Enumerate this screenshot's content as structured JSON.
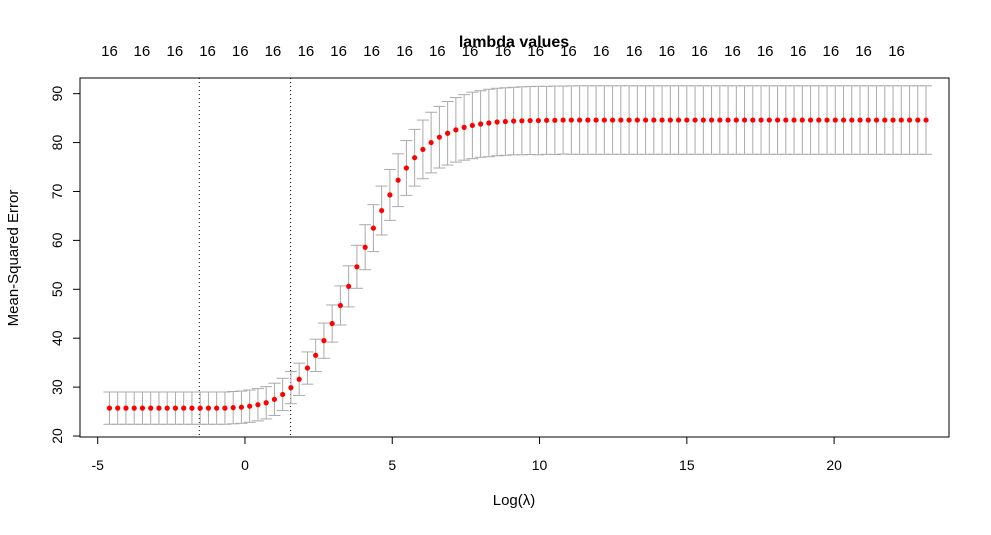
{
  "chart_data": {
    "type": "scatter",
    "title": "lambda values",
    "xlabel": "Log(λ)",
    "ylabel": "Mean-Squared Error",
    "xlim": [
      -5.6,
      23.9
    ],
    "ylim": [
      19.8,
      93.2
    ],
    "x_ticks": [
      "-5",
      "0",
      "5",
      "10",
      "15",
      "20"
    ],
    "y_ticks": [
      "20",
      "30",
      "40",
      "50",
      "60",
      "70",
      "80",
      "90"
    ],
    "top_axis_labels": [
      "16",
      "16",
      "16",
      "16",
      "16",
      "16",
      "16",
      "16",
      "16",
      "16",
      "16",
      "16",
      "16",
      "16",
      "16",
      "16",
      "16",
      "16",
      "16",
      "16",
      "16",
      "16",
      "16",
      "16",
      "16"
    ],
    "top_axis_positions": [
      -4.6,
      -3.5,
      -2.38,
      -1.27,
      -0.16,
      0.95,
      2.07,
      3.18,
      4.3,
      5.42,
      6.53,
      7.64,
      8.76,
      9.87,
      10.98,
      12.09,
      13.21,
      14.32,
      15.43,
      16.55,
      17.66,
      18.78,
      19.89,
      21.0,
      22.12
    ],
    "vlines": [
      -1.55,
      1.55
    ],
    "grid": false,
    "legend": "none",
    "point_color": "#ff0000",
    "error_bar_color": "#aaaaaa",
    "series": [
      {
        "x": [
          -4.6,
          -4.32,
          -4.04,
          -3.76,
          -3.48,
          -3.2,
          -2.92,
          -2.64,
          -2.36,
          -2.08,
          -1.8,
          -1.52,
          -1.24,
          -0.96,
          -0.68,
          -0.4,
          -0.12,
          0.16,
          0.44,
          0.72,
          1.0,
          1.28,
          1.56,
          1.84,
          2.12,
          2.4,
          2.68,
          2.96,
          3.24,
          3.52,
          3.8,
          4.08,
          4.36,
          4.64,
          4.92,
          5.2,
          5.48,
          5.76,
          6.04,
          6.32,
          6.6,
          6.88,
          7.16,
          7.44,
          7.72,
          8.0,
          8.28,
          8.56,
          8.84,
          9.12,
          9.4,
          9.68,
          9.96,
          10.24,
          10.52,
          10.8,
          11.08,
          11.36,
          11.64,
          11.92,
          12.2,
          12.48,
          12.76,
          13.04,
          13.32,
          13.6,
          13.88,
          14.16,
          14.44,
          14.72,
          15.0,
          15.28,
          15.56,
          15.84,
          16.12,
          16.4,
          16.68,
          16.96,
          17.24,
          17.52,
          17.8,
          18.08,
          18.36,
          18.64,
          18.92,
          19.2,
          19.48,
          19.76,
          20.04,
          20.32,
          20.6,
          20.88,
          21.16,
          21.44,
          21.72,
          22.0,
          22.28,
          22.56,
          22.84,
          23.12
        ],
        "y": [
          25.7,
          25.7,
          25.7,
          25.7,
          25.7,
          25.7,
          25.7,
          25.7,
          25.7,
          25.7,
          25.7,
          25.7,
          25.7,
          25.7,
          25.7,
          25.8,
          25.9,
          26.1,
          26.4,
          26.8,
          27.5,
          28.5,
          29.9,
          31.6,
          33.9,
          36.5,
          39.5,
          43.0,
          46.7,
          50.6,
          54.6,
          58.6,
          62.5,
          66.1,
          69.3,
          72.3,
          74.8,
          76.9,
          78.6,
          80.0,
          81.1,
          81.9,
          82.6,
          83.1,
          83.5,
          83.8,
          84.0,
          84.2,
          84.3,
          84.4,
          84.45,
          84.5,
          84.5,
          84.55,
          84.55,
          84.6,
          84.6,
          84.6,
          84.6,
          84.6,
          84.6,
          84.6,
          84.6,
          84.6,
          84.6,
          84.6,
          84.6,
          84.6,
          84.6,
          84.6,
          84.6,
          84.6,
          84.6,
          84.6,
          84.6,
          84.6,
          84.6,
          84.6,
          84.6,
          84.6,
          84.6,
          84.6,
          84.6,
          84.6,
          84.6,
          84.6,
          84.6,
          84.6,
          84.6,
          84.6,
          84.6,
          84.6,
          84.6,
          84.6,
          84.6,
          84.6,
          84.6,
          84.6,
          84.6,
          84.6
        ],
        "upper": [
          29.0,
          29.0,
          29.0,
          29.0,
          29.0,
          29.0,
          29.0,
          29.0,
          29.0,
          29.0,
          29.0,
          29.0,
          29.0,
          29.0,
          29.0,
          29.1,
          29.2,
          29.4,
          29.7,
          30.1,
          30.8,
          31.8,
          33.2,
          34.9,
          37.2,
          39.8,
          43.1,
          46.8,
          50.7,
          54.8,
          59.0,
          63.2,
          67.3,
          71.1,
          74.5,
          77.7,
          80.4,
          82.7,
          84.6,
          86.2,
          87.4,
          88.4,
          89.2,
          89.8,
          90.3,
          90.6,
          90.9,
          91.1,
          91.2,
          91.3,
          91.4,
          91.45,
          91.5,
          91.5,
          91.55,
          91.55,
          91.6,
          91.6,
          91.6,
          91.6,
          91.6,
          91.6,
          91.6,
          91.6,
          91.6,
          91.6,
          91.6,
          91.6,
          91.6,
          91.6,
          91.6,
          91.6,
          91.6,
          91.6,
          91.6,
          91.6,
          91.6,
          91.6,
          91.6,
          91.6,
          91.6,
          91.6,
          91.6,
          91.6,
          91.6,
          91.6,
          91.6,
          91.6,
          91.6,
          91.6,
          91.6,
          91.6,
          91.6,
          91.6,
          91.6,
          91.6,
          91.6,
          91.6,
          91.6,
          91.6
        ],
        "lower": [
          22.4,
          22.4,
          22.4,
          22.4,
          22.4,
          22.4,
          22.4,
          22.4,
          22.4,
          22.4,
          22.4,
          22.4,
          22.4,
          22.4,
          22.4,
          22.5,
          22.6,
          22.8,
          23.1,
          23.5,
          24.2,
          25.2,
          26.6,
          28.3,
          30.6,
          33.2,
          35.9,
          39.2,
          42.7,
          46.4,
          50.2,
          54.0,
          57.7,
          61.1,
          64.1,
          66.9,
          69.2,
          71.1,
          72.6,
          73.8,
          74.8,
          75.4,
          76.0,
          76.4,
          76.7,
          77.0,
          77.1,
          77.3,
          77.4,
          77.5,
          77.5,
          77.55,
          77.5,
          77.6,
          77.55,
          77.65,
          77.6,
          77.6,
          77.6,
          77.6,
          77.6,
          77.6,
          77.6,
          77.6,
          77.6,
          77.6,
          77.6,
          77.6,
          77.6,
          77.6,
          77.6,
          77.6,
          77.6,
          77.6,
          77.6,
          77.6,
          77.6,
          77.6,
          77.6,
          77.6,
          77.6,
          77.6,
          77.6,
          77.6,
          77.6,
          77.6,
          77.6,
          77.6,
          77.6,
          77.6,
          77.6,
          77.6,
          77.6,
          77.6,
          77.6,
          77.6,
          77.6,
          77.6,
          77.6,
          77.6
        ]
      }
    ]
  }
}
----
Task goal:
Quote all the records verbatim, dropping any pictures from your copy.

Final result:
Enumerate this screenshot's content as structured JSON.
{
  "chart_data": {
    "type": "scatter",
    "title": "lambda values",
    "xlabel": "Log(λ)",
    "ylabel": "Mean-Squared Error",
    "xlim": [
      -5.6,
      23.9
    ],
    "ylim": [
      19.8,
      93.2
    ],
    "x_ticks": [
      "-5",
      "0",
      "5",
      "10",
      "15",
      "20"
    ],
    "y_ticks": [
      "20",
      "30",
      "40",
      "50",
      "60",
      "70",
      "80",
      "90"
    ],
    "top_axis_labels": [
      "16",
      "16",
      "16",
      "16",
      "16",
      "16",
      "16",
      "16",
      "16",
      "16",
      "16",
      "16",
      "16",
      "16",
      "16",
      "16",
      "16",
      "16",
      "16",
      "16",
      "16",
      "16",
      "16",
      "16",
      "16"
    ],
    "top_axis_positions": [
      -4.6,
      -3.5,
      -2.38,
      -1.27,
      -0.16,
      0.95,
      2.07,
      3.18,
      4.3,
      5.42,
      6.53,
      7.64,
      8.76,
      9.87,
      10.98,
      12.09,
      13.21,
      14.32,
      15.43,
      16.55,
      17.66,
      18.78,
      19.89,
      21.0,
      22.12
    ],
    "vlines": [
      -1.55,
      1.55
    ],
    "grid": false,
    "legend": "none",
    "point_color": "#ff0000",
    "error_bar_color": "#aaaaaa",
    "series": [
      {
        "x": [
          -4.6,
          -4.32,
          -4.04,
          -3.76,
          -3.48,
          -3.2,
          -2.92,
          -2.64,
          -2.36,
          -2.08,
          -1.8,
          -1.52,
          -1.24,
          -0.96,
          -0.68,
          -0.4,
          -0.12,
          0.16,
          0.44,
          0.72,
          1.0,
          1.28,
          1.56,
          1.84,
          2.12,
          2.4,
          2.68,
          2.96,
          3.24,
          3.52,
          3.8,
          4.08,
          4.36,
          4.64,
          4.92,
          5.2,
          5.48,
          5.76,
          6.04,
          6.32,
          6.6,
          6.88,
          7.16,
          7.44,
          7.72,
          8.0,
          8.28,
          8.56,
          8.84,
          9.12,
          9.4,
          9.68,
          9.96,
          10.24,
          10.52,
          10.8,
          11.08,
          11.36,
          11.64,
          11.92,
          12.2,
          12.48,
          12.76,
          13.04,
          13.32,
          13.6,
          13.88,
          14.16,
          14.44,
          14.72,
          15.0,
          15.28,
          15.56,
          15.84,
          16.12,
          16.4,
          16.68,
          16.96,
          17.24,
          17.52,
          17.8,
          18.08,
          18.36,
          18.64,
          18.92,
          19.2,
          19.48,
          19.76,
          20.04,
          20.32,
          20.6,
          20.88,
          21.16,
          21.44,
          21.72,
          22.0,
          22.28,
          22.56,
          22.84,
          23.12
        ],
        "y": [
          25.7,
          25.7,
          25.7,
          25.7,
          25.7,
          25.7,
          25.7,
          25.7,
          25.7,
          25.7,
          25.7,
          25.7,
          25.7,
          25.7,
          25.7,
          25.8,
          25.9,
          26.1,
          26.4,
          26.8,
          27.5,
          28.5,
          29.9,
          31.6,
          33.9,
          36.5,
          39.5,
          43.0,
          46.7,
          50.6,
          54.6,
          58.6,
          62.5,
          66.1,
          69.3,
          72.3,
          74.8,
          76.9,
          78.6,
          80.0,
          81.1,
          81.9,
          82.6,
          83.1,
          83.5,
          83.8,
          84.0,
          84.2,
          84.3,
          84.4,
          84.45,
          84.5,
          84.5,
          84.55,
          84.55,
          84.6,
          84.6,
          84.6,
          84.6,
          84.6,
          84.6,
          84.6,
          84.6,
          84.6,
          84.6,
          84.6,
          84.6,
          84.6,
          84.6,
          84.6,
          84.6,
          84.6,
          84.6,
          84.6,
          84.6,
          84.6,
          84.6,
          84.6,
          84.6,
          84.6,
          84.6,
          84.6,
          84.6,
          84.6,
          84.6,
          84.6,
          84.6,
          84.6,
          84.6,
          84.6,
          84.6,
          84.6,
          84.6,
          84.6,
          84.6,
          84.6,
          84.6,
          84.6,
          84.6,
          84.6
        ],
        "upper": [
          29.0,
          29.0,
          29.0,
          29.0,
          29.0,
          29.0,
          29.0,
          29.0,
          29.0,
          29.0,
          29.0,
          29.0,
          29.0,
          29.0,
          29.0,
          29.1,
          29.2,
          29.4,
          29.7,
          30.1,
          30.8,
          31.8,
          33.2,
          34.9,
          37.2,
          39.8,
          43.1,
          46.8,
          50.7,
          54.8,
          59.0,
          63.2,
          67.3,
          71.1,
          74.5,
          77.7,
          80.4,
          82.7,
          84.6,
          86.2,
          87.4,
          88.4,
          89.2,
          89.8,
          90.3,
          90.6,
          90.9,
          91.1,
          91.2,
          91.3,
          91.4,
          91.45,
          91.5,
          91.5,
          91.55,
          91.55,
          91.6,
          91.6,
          91.6,
          91.6,
          91.6,
          91.6,
          91.6,
          91.6,
          91.6,
          91.6,
          91.6,
          91.6,
          91.6,
          91.6,
          91.6,
          91.6,
          91.6,
          91.6,
          91.6,
          91.6,
          91.6,
          91.6,
          91.6,
          91.6,
          91.6,
          91.6,
          91.6,
          91.6,
          91.6,
          91.6,
          91.6,
          91.6,
          91.6,
          91.6,
          91.6,
          91.6,
          91.6,
          91.6,
          91.6,
          91.6,
          91.6,
          91.6,
          91.6,
          91.6
        ],
        "lower": [
          22.4,
          22.4,
          22.4,
          22.4,
          22.4,
          22.4,
          22.4,
          22.4,
          22.4,
          22.4,
          22.4,
          22.4,
          22.4,
          22.4,
          22.4,
          22.5,
          22.6,
          22.8,
          23.1,
          23.5,
          24.2,
          25.2,
          26.6,
          28.3,
          30.6,
          33.2,
          35.9,
          39.2,
          42.7,
          46.4,
          50.2,
          54.0,
          57.7,
          61.1,
          64.1,
          66.9,
          69.2,
          71.1,
          72.6,
          73.8,
          74.8,
          75.4,
          76.0,
          76.4,
          76.7,
          77.0,
          77.1,
          77.3,
          77.4,
          77.5,
          77.5,
          77.55,
          77.5,
          77.6,
          77.55,
          77.65,
          77.6,
          77.6,
          77.6,
          77.6,
          77.6,
          77.6,
          77.6,
          77.6,
          77.6,
          77.6,
          77.6,
          77.6,
          77.6,
          77.6,
          77.6,
          77.6,
          77.6,
          77.6,
          77.6,
          77.6,
          77.6,
          77.6,
          77.6,
          77.6,
          77.6,
          77.6,
          77.6,
          77.6,
          77.6,
          77.6,
          77.6,
          77.6,
          77.6,
          77.6,
          77.6,
          77.6,
          77.6,
          77.6,
          77.6,
          77.6,
          77.6,
          77.6,
          77.6,
          77.6
        ]
      }
    ]
  }
}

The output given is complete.